Dataset entries on figures:
· · ·
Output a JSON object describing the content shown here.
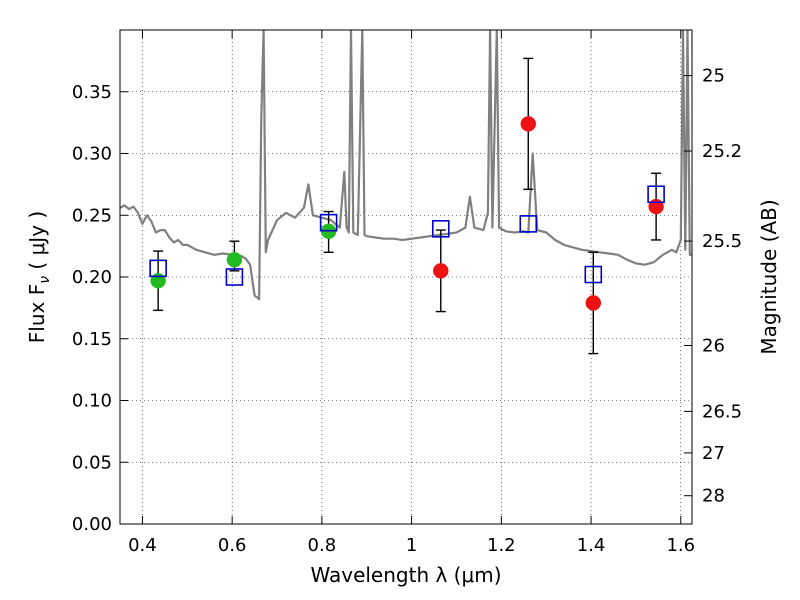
{
  "chart_data": {
    "type": "scatter",
    "xlabel": "Wavelength  λ (μm)",
    "ylabel": "Flux  F",
    "ylabel_sub": "ν",
    "ylabel_unit": " ( μJy )",
    "y2label": "Magnitude (AB)",
    "xlim": [
      0.35,
      1.625
    ],
    "ylim": [
      0.0,
      0.4
    ],
    "grid": true,
    "x_ticks": [
      {
        "v": 0.4,
        "label": "0.4"
      },
      {
        "v": 0.6,
        "label": "0.6"
      },
      {
        "v": 0.8,
        "label": "0.8"
      },
      {
        "v": 1.0,
        "label": "1"
      },
      {
        "v": 1.2,
        "label": "1.2"
      },
      {
        "v": 1.4,
        "label": "1.4"
      },
      {
        "v": 1.6,
        "label": "1.6"
      }
    ],
    "y_ticks": [
      {
        "v": 0.0,
        "label": "0.00"
      },
      {
        "v": 0.05,
        "label": "0.05"
      },
      {
        "v": 0.1,
        "label": "0.10"
      },
      {
        "v": 0.15,
        "label": "0.15"
      },
      {
        "v": 0.2,
        "label": "0.20"
      },
      {
        "v": 0.25,
        "label": "0.25"
      },
      {
        "v": 0.3,
        "label": "0.30"
      },
      {
        "v": 0.35,
        "label": "0.35"
      }
    ],
    "mag_ticks": [
      {
        "label": "25",
        "mag": 25.0
      },
      {
        "label": "25.2",
        "mag": 25.2
      },
      {
        "label": "25.5",
        "mag": 25.5
      },
      {
        "label": "26",
        "mag": 26.0
      },
      {
        "label": "26.5",
        "mag": 26.5
      },
      {
        "label": "27",
        "mag": 27.0
      },
      {
        "label": "28",
        "mag": 28.0
      }
    ],
    "template_spectrum": {
      "color": "#808080",
      "points": [
        [
          0.35,
          0.256
        ],
        [
          0.36,
          0.258
        ],
        [
          0.37,
          0.255
        ],
        [
          0.38,
          0.257
        ],
        [
          0.39,
          0.252
        ],
        [
          0.4,
          0.243
        ],
        [
          0.41,
          0.25
        ],
        [
          0.42,
          0.245
        ],
        [
          0.43,
          0.236
        ],
        [
          0.44,
          0.238
        ],
        [
          0.45,
          0.238
        ],
        [
          0.46,
          0.232
        ],
        [
          0.47,
          0.228
        ],
        [
          0.48,
          0.23
        ],
        [
          0.49,
          0.226
        ],
        [
          0.5,
          0.226
        ],
        [
          0.52,
          0.222
        ],
        [
          0.54,
          0.22
        ],
        [
          0.56,
          0.218
        ],
        [
          0.58,
          0.219
        ],
        [
          0.6,
          0.218
        ],
        [
          0.62,
          0.217
        ],
        [
          0.63,
          0.215
        ],
        [
          0.64,
          0.21
        ],
        [
          0.65,
          0.185
        ],
        [
          0.66,
          0.182
        ],
        [
          0.665,
          0.33
        ],
        [
          0.67,
          0.4
        ],
        [
          0.675,
          0.22
        ],
        [
          0.68,
          0.23
        ],
        [
          0.7,
          0.246
        ],
        [
          0.72,
          0.252
        ],
        [
          0.74,
          0.248
        ],
        [
          0.76,
          0.256
        ],
        [
          0.77,
          0.275
        ],
        [
          0.78,
          0.25
        ],
        [
          0.8,
          0.248
        ],
        [
          0.82,
          0.246
        ],
        [
          0.84,
          0.24
        ],
        [
          0.85,
          0.285
        ],
        [
          0.855,
          0.24
        ],
        [
          0.86,
          0.236
        ],
        [
          0.865,
          0.4
        ],
        [
          0.87,
          0.236
        ],
        [
          0.88,
          0.234
        ],
        [
          0.89,
          0.4
        ],
        [
          0.895,
          0.234
        ],
        [
          0.9,
          0.233
        ],
        [
          0.92,
          0.232
        ],
        [
          0.94,
          0.231
        ],
        [
          0.96,
          0.231
        ],
        [
          0.98,
          0.23
        ],
        [
          1.0,
          0.231
        ],
        [
          1.02,
          0.232
        ],
        [
          1.04,
          0.233
        ],
        [
          1.06,
          0.234
        ],
        [
          1.08,
          0.235
        ],
        [
          1.1,
          0.236
        ],
        [
          1.12,
          0.24
        ],
        [
          1.13,
          0.265
        ],
        [
          1.14,
          0.24
        ],
        [
          1.16,
          0.238
        ],
        [
          1.17,
          0.252
        ],
        [
          1.175,
          0.4
        ],
        [
          1.18,
          0.24
        ],
        [
          1.19,
          0.4
        ],
        [
          1.195,
          0.24
        ],
        [
          1.21,
          0.237
        ],
        [
          1.23,
          0.236
        ],
        [
          1.25,
          0.237
        ],
        [
          1.26,
          0.236
        ],
        [
          1.27,
          0.3
        ],
        [
          1.28,
          0.238
        ],
        [
          1.3,
          0.236
        ],
        [
          1.32,
          0.23
        ],
        [
          1.34,
          0.226
        ],
        [
          1.36,
          0.224
        ],
        [
          1.38,
          0.222
        ],
        [
          1.4,
          0.221
        ],
        [
          1.42,
          0.22
        ],
        [
          1.44,
          0.219
        ],
        [
          1.46,
          0.218
        ],
        [
          1.48,
          0.214
        ],
        [
          1.5,
          0.211
        ],
        [
          1.52,
          0.21
        ],
        [
          1.54,
          0.212
        ],
        [
          1.56,
          0.218
        ],
        [
          1.58,
          0.222
        ],
        [
          1.59,
          0.22
        ],
        [
          1.6,
          0.23
        ],
        [
          1.605,
          0.4
        ],
        [
          1.61,
          0.222
        ],
        [
          1.615,
          0.4
        ],
        [
          1.62,
          0.218
        ],
        [
          1.625,
          0.218
        ]
      ]
    },
    "series": [
      {
        "marker": "circle",
        "color": "#22bb22",
        "points": [
          {
            "x": 0.435,
            "y": 0.197
          },
          {
            "x": 0.605,
            "y": 0.214
          },
          {
            "x": 0.815,
            "y": 0.237
          }
        ]
      },
      {
        "marker": "circle",
        "color": "#ee1111",
        "points": [
          {
            "x": 1.065,
            "y": 0.205
          },
          {
            "x": 1.26,
            "y": 0.324
          },
          {
            "x": 1.405,
            "y": 0.179
          },
          {
            "x": 1.545,
            "y": 0.257
          }
        ]
      },
      {
        "marker": "open-square",
        "color": "#0000cc",
        "points": [
          {
            "x": 0.435,
            "y": 0.207
          },
          {
            "x": 0.605,
            "y": 0.2
          },
          {
            "x": 0.815,
            "y": 0.244
          },
          {
            "x": 1.065,
            "y": 0.239
          },
          {
            "x": 1.26,
            "y": 0.243
          },
          {
            "x": 1.405,
            "y": 0.202
          },
          {
            "x": 1.545,
            "y": 0.267
          }
        ]
      }
    ],
    "error_bars": [
      {
        "x": 0.435,
        "lo": 0.173,
        "hi": 0.221
      },
      {
        "x": 0.605,
        "lo": 0.205,
        "hi": 0.229
      },
      {
        "x": 0.815,
        "lo": 0.22,
        "hi": 0.253
      },
      {
        "x": 1.065,
        "lo": 0.172,
        "hi": 0.238
      },
      {
        "x": 1.26,
        "lo": 0.271,
        "hi": 0.377
      },
      {
        "x": 1.405,
        "lo": 0.138,
        "hi": 0.22
      },
      {
        "x": 1.545,
        "lo": 0.23,
        "hi": 0.284
      }
    ]
  }
}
· · ·
Reproduce the entries above exactly. Do not include the images.

▶ **Full response**
Output a JSON object describing the content shown here.
{
  "chart_data": {
    "type": "scatter",
    "xlabel": "Wavelength  λ (μm)",
    "ylabel": "Flux  F",
    "ylabel_sub": "ν",
    "ylabel_unit": " ( μJy )",
    "y2label": "Magnitude (AB)",
    "xlim": [
      0.35,
      1.625
    ],
    "ylim": [
      0.0,
      0.4
    ],
    "grid": true,
    "x_ticks": [
      {
        "v": 0.4,
        "label": "0.4"
      },
      {
        "v": 0.6,
        "label": "0.6"
      },
      {
        "v": 0.8,
        "label": "0.8"
      },
      {
        "v": 1.0,
        "label": "1"
      },
      {
        "v": 1.2,
        "label": "1.2"
      },
      {
        "v": 1.4,
        "label": "1.4"
      },
      {
        "v": 1.6,
        "label": "1.6"
      }
    ],
    "y_ticks": [
      {
        "v": 0.0,
        "label": "0.00"
      },
      {
        "v": 0.05,
        "label": "0.05"
      },
      {
        "v": 0.1,
        "label": "0.10"
      },
      {
        "v": 0.15,
        "label": "0.15"
      },
      {
        "v": 0.2,
        "label": "0.20"
      },
      {
        "v": 0.25,
        "label": "0.25"
      },
      {
        "v": 0.3,
        "label": "0.30"
      },
      {
        "v": 0.35,
        "label": "0.35"
      }
    ],
    "mag_ticks": [
      {
        "label": "25",
        "mag": 25.0
      },
      {
        "label": "25.2",
        "mag": 25.2
      },
      {
        "label": "25.5",
        "mag": 25.5
      },
      {
        "label": "26",
        "mag": 26.0
      },
      {
        "label": "26.5",
        "mag": 26.5
      },
      {
        "label": "27",
        "mag": 27.0
      },
      {
        "label": "28",
        "mag": 28.0
      }
    ],
    "template_spectrum": {
      "color": "#808080",
      "points": [
        [
          0.35,
          0.256
        ],
        [
          0.36,
          0.258
        ],
        [
          0.37,
          0.255
        ],
        [
          0.38,
          0.257
        ],
        [
          0.39,
          0.252
        ],
        [
          0.4,
          0.243
        ],
        [
          0.41,
          0.25
        ],
        [
          0.42,
          0.245
        ],
        [
          0.43,
          0.236
        ],
        [
          0.44,
          0.238
        ],
        [
          0.45,
          0.238
        ],
        [
          0.46,
          0.232
        ],
        [
          0.47,
          0.228
        ],
        [
          0.48,
          0.23
        ],
        [
          0.49,
          0.226
        ],
        [
          0.5,
          0.226
        ],
        [
          0.52,
          0.222
        ],
        [
          0.54,
          0.22
        ],
        [
          0.56,
          0.218
        ],
        [
          0.58,
          0.219
        ],
        [
          0.6,
          0.218
        ],
        [
          0.62,
          0.217
        ],
        [
          0.63,
          0.215
        ],
        [
          0.64,
          0.21
        ],
        [
          0.65,
          0.185
        ],
        [
          0.66,
          0.182
        ],
        [
          0.665,
          0.33
        ],
        [
          0.67,
          0.4
        ],
        [
          0.675,
          0.22
        ],
        [
          0.68,
          0.23
        ],
        [
          0.7,
          0.246
        ],
        [
          0.72,
          0.252
        ],
        [
          0.74,
          0.248
        ],
        [
          0.76,
          0.256
        ],
        [
          0.77,
          0.275
        ],
        [
          0.78,
          0.25
        ],
        [
          0.8,
          0.248
        ],
        [
          0.82,
          0.246
        ],
        [
          0.84,
          0.24
        ],
        [
          0.85,
          0.285
        ],
        [
          0.855,
          0.24
        ],
        [
          0.86,
          0.236
        ],
        [
          0.865,
          0.4
        ],
        [
          0.87,
          0.236
        ],
        [
          0.88,
          0.234
        ],
        [
          0.89,
          0.4
        ],
        [
          0.895,
          0.234
        ],
        [
          0.9,
          0.233
        ],
        [
          0.92,
          0.232
        ],
        [
          0.94,
          0.231
        ],
        [
          0.96,
          0.231
        ],
        [
          0.98,
          0.23
        ],
        [
          1.0,
          0.231
        ],
        [
          1.02,
          0.232
        ],
        [
          1.04,
          0.233
        ],
        [
          1.06,
          0.234
        ],
        [
          1.08,
          0.235
        ],
        [
          1.1,
          0.236
        ],
        [
          1.12,
          0.24
        ],
        [
          1.13,
          0.265
        ],
        [
          1.14,
          0.24
        ],
        [
          1.16,
          0.238
        ],
        [
          1.17,
          0.252
        ],
        [
          1.175,
          0.4
        ],
        [
          1.18,
          0.24
        ],
        [
          1.19,
          0.4
        ],
        [
          1.195,
          0.24
        ],
        [
          1.21,
          0.237
        ],
        [
          1.23,
          0.236
        ],
        [
          1.25,
          0.237
        ],
        [
          1.26,
          0.236
        ],
        [
          1.27,
          0.3
        ],
        [
          1.28,
          0.238
        ],
        [
          1.3,
          0.236
        ],
        [
          1.32,
          0.23
        ],
        [
          1.34,
          0.226
        ],
        [
          1.36,
          0.224
        ],
        [
          1.38,
          0.222
        ],
        [
          1.4,
          0.221
        ],
        [
          1.42,
          0.22
        ],
        [
          1.44,
          0.219
        ],
        [
          1.46,
          0.218
        ],
        [
          1.48,
          0.214
        ],
        [
          1.5,
          0.211
        ],
        [
          1.52,
          0.21
        ],
        [
          1.54,
          0.212
        ],
        [
          1.56,
          0.218
        ],
        [
          1.58,
          0.222
        ],
        [
          1.59,
          0.22
        ],
        [
          1.6,
          0.23
        ],
        [
          1.605,
          0.4
        ],
        [
          1.61,
          0.222
        ],
        [
          1.615,
          0.4
        ],
        [
          1.62,
          0.218
        ],
        [
          1.625,
          0.218
        ]
      ]
    },
    "series": [
      {
        "marker": "circle",
        "color": "#22bb22",
        "points": [
          {
            "x": 0.435,
            "y": 0.197
          },
          {
            "x": 0.605,
            "y": 0.214
          },
          {
            "x": 0.815,
            "y": 0.237
          }
        ]
      },
      {
        "marker": "circle",
        "color": "#ee1111",
        "points": [
          {
            "x": 1.065,
            "y": 0.205
          },
          {
            "x": 1.26,
            "y": 0.324
          },
          {
            "x": 1.405,
            "y": 0.179
          },
          {
            "x": 1.545,
            "y": 0.257
          }
        ]
      },
      {
        "marker": "open-square",
        "color": "#0000cc",
        "points": [
          {
            "x": 0.435,
            "y": 0.207
          },
          {
            "x": 0.605,
            "y": 0.2
          },
          {
            "x": 0.815,
            "y": 0.244
          },
          {
            "x": 1.065,
            "y": 0.239
          },
          {
            "x": 1.26,
            "y": 0.243
          },
          {
            "x": 1.405,
            "y": 0.202
          },
          {
            "x": 1.545,
            "y": 0.267
          }
        ]
      }
    ],
    "error_bars": [
      {
        "x": 0.435,
        "lo": 0.173,
        "hi": 0.221
      },
      {
        "x": 0.605,
        "lo": 0.205,
        "hi": 0.229
      },
      {
        "x": 0.815,
        "lo": 0.22,
        "hi": 0.253
      },
      {
        "x": 1.065,
        "lo": 0.172,
        "hi": 0.238
      },
      {
        "x": 1.26,
        "lo": 0.271,
        "hi": 0.377
      },
      {
        "x": 1.405,
        "lo": 0.138,
        "hi": 0.22
      },
      {
        "x": 1.545,
        "lo": 0.23,
        "hi": 0.284
      }
    ]
  }
}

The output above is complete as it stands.